### Task objective
Starting at the line with "Output the text content of this document." in it, reproduce each line below through the last one, exactly, and include nothing else.

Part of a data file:
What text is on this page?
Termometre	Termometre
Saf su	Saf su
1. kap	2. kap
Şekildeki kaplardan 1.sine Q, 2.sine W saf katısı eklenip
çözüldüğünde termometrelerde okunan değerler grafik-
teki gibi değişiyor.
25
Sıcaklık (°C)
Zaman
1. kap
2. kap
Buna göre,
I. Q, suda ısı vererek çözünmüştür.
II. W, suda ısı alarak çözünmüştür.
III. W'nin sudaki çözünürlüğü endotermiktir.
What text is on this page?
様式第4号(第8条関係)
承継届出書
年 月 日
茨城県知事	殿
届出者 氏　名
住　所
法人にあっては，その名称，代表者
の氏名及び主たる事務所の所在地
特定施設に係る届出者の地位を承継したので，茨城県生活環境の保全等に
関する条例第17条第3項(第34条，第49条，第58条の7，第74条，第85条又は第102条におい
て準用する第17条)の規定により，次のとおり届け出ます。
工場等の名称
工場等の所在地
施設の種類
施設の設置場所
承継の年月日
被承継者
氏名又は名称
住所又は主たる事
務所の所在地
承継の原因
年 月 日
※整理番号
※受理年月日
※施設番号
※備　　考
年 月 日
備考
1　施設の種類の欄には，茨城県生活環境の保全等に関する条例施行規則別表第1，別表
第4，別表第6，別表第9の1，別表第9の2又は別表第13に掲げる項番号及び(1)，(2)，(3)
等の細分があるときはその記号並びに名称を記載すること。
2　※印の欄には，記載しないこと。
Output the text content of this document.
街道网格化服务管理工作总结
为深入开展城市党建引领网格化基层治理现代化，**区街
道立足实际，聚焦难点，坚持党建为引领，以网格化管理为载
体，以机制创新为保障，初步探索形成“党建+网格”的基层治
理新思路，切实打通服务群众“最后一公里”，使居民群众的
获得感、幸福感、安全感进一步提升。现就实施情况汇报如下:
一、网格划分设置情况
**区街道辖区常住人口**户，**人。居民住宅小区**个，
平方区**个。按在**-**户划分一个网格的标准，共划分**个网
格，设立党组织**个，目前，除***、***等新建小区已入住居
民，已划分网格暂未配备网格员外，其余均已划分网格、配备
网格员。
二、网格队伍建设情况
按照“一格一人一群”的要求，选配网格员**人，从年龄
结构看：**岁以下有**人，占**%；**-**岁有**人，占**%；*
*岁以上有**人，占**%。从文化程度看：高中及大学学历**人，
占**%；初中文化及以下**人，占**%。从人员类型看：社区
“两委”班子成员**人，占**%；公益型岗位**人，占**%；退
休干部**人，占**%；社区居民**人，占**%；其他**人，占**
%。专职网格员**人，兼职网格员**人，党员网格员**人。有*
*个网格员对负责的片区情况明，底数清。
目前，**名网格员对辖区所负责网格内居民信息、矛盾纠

### Final result
Output the text content of this document.
街道网格化服务管理工作总结
为深入开展城市党建引领网格化基层治理现代化，**区街
道立足实际，聚焦难点，坚持党建为引领，以网格化管理为载
体，以机制创新为保障，初步探索形成“党建+网格”的基层治
理新思路，切实打通服务群众“最后一公里”，使居民群众的
获得感、幸福感、安全感进一步提升。现就实施情况汇报如下:
一、网格划分设置情况
**区街道辖区常住人口**户，**人。居民住宅小区**个，
平方区**个。按在**-**户划分一个网格的标准，共划分**个网
格，设立党组织**个，目前，除***、***等新建小区已入住居
民，已划分网格暂未配备网格员外，其余均已划分网格、配备
网格员。
二、网格队伍建设情况
按照“一格一人一群”的要求，选配网格员**人，从年龄
结构看：**岁以下有**人，占**%；**-**岁有**人，占**%；*
*岁以上有**人，占**%。从文化程度看：高中及大学学历**人，
占**%；初中文化及以下**人，占**%。从人员类型看：社区
“两委”班子成员**人，占**%；公益型岗位**人，占**%；退
休干部**人，占**%；社区居民**人，占**%；其他**人，占**
%。专职网格员**人，兼职网格员**人，党员网格员**人。有*
*个网格员对负责的片区情况明，底数清。
目前，**名网格员对辖区所负责网格内居民信息、矛盾纠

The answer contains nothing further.